== Required work ==
Locate the string "Gerenciador" in the listing below. Copy every line where it is found.

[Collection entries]
....................
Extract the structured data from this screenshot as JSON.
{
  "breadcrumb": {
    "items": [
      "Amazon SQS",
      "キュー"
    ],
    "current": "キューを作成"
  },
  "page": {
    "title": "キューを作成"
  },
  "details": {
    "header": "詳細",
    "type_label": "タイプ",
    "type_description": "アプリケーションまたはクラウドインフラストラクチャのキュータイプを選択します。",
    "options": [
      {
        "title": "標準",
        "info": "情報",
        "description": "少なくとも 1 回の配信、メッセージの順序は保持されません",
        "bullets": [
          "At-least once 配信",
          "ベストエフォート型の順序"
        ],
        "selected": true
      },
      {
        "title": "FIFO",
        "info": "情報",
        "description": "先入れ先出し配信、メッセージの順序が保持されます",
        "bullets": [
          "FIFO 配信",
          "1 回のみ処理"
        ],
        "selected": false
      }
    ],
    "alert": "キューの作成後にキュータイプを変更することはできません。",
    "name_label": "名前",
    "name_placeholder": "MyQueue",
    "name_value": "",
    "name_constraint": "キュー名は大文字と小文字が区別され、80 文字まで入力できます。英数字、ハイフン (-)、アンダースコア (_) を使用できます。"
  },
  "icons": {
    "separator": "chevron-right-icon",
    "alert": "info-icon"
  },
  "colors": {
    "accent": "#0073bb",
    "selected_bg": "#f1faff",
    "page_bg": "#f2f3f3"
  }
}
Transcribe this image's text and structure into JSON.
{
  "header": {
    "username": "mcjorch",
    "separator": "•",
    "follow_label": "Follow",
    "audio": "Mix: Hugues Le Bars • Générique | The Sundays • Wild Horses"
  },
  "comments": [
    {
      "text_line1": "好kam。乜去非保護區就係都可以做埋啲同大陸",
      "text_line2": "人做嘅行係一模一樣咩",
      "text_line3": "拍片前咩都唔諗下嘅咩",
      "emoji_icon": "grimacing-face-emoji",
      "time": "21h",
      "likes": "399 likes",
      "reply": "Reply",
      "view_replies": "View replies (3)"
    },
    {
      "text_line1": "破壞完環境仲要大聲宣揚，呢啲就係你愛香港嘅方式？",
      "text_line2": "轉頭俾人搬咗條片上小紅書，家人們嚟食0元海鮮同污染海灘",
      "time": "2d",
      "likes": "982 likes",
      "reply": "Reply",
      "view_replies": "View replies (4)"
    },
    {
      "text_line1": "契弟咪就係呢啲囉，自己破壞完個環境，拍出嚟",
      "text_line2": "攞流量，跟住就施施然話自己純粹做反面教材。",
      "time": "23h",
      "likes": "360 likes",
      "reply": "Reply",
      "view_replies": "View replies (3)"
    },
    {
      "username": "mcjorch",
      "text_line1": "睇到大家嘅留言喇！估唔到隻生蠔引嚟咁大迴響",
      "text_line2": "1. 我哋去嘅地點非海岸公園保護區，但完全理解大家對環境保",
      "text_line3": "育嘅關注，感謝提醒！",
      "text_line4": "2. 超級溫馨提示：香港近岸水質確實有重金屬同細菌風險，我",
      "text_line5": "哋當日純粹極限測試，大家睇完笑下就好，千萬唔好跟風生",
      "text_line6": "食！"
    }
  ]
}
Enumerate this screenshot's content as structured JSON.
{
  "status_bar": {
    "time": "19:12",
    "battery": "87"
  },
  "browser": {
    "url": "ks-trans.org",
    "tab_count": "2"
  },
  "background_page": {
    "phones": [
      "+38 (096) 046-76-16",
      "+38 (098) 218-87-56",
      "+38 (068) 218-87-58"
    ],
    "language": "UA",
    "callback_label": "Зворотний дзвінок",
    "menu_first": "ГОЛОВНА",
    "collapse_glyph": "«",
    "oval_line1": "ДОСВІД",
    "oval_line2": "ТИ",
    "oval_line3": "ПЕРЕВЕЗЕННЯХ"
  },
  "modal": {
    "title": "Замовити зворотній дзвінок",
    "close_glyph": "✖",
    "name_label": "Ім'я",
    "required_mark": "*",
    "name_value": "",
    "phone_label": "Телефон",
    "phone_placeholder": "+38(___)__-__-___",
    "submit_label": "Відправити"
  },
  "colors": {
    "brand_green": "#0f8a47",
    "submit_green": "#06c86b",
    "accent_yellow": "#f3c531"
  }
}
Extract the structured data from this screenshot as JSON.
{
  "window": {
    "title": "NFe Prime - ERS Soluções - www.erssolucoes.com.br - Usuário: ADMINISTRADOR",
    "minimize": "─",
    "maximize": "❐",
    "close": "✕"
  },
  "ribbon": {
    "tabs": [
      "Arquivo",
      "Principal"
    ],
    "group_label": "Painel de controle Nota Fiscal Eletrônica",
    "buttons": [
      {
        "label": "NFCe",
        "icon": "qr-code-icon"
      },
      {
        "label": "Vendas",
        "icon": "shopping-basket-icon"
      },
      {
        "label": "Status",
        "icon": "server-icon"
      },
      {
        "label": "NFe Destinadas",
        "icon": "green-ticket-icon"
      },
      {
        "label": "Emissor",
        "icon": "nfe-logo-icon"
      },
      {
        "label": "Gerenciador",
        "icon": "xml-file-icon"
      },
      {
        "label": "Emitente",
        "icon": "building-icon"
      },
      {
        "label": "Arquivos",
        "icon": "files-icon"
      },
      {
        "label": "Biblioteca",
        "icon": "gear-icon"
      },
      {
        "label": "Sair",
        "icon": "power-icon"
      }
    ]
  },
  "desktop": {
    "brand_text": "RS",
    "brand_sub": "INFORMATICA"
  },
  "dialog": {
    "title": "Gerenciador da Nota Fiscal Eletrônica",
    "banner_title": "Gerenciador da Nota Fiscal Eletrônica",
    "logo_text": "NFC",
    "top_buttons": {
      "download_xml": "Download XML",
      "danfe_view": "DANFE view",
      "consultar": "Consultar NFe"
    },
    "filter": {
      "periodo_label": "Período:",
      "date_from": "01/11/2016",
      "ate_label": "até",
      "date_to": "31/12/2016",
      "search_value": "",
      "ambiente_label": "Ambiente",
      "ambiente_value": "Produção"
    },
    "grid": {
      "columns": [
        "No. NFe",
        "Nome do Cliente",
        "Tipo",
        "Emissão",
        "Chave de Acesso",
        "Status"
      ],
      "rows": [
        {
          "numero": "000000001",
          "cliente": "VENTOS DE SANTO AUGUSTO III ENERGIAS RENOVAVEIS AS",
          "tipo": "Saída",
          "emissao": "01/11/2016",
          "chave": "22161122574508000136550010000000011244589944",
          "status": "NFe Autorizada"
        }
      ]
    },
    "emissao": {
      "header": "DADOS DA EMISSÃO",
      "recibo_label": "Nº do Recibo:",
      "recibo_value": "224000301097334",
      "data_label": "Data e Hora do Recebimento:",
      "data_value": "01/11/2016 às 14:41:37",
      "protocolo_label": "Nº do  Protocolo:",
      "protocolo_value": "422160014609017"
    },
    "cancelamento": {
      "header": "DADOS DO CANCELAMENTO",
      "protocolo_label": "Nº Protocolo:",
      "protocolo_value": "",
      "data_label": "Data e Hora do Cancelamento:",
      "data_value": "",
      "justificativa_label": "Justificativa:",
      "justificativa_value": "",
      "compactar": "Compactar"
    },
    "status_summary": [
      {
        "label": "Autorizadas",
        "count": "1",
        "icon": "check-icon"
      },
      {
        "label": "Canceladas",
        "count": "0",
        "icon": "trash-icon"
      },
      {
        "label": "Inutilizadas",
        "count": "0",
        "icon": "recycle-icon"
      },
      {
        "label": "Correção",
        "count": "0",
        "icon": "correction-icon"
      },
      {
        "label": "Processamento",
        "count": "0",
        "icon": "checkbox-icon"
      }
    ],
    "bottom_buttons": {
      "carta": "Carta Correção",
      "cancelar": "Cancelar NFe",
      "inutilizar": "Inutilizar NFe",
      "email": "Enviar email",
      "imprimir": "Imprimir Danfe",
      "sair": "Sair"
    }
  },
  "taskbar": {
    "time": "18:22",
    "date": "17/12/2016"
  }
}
....................
== Finished task ==
        "label": "Gerenciador",
    "title": "Gerenciador da Nota Fiscal Eletrônica",
    "banner_title": "Gerenciador da Nota Fiscal Eletrônica",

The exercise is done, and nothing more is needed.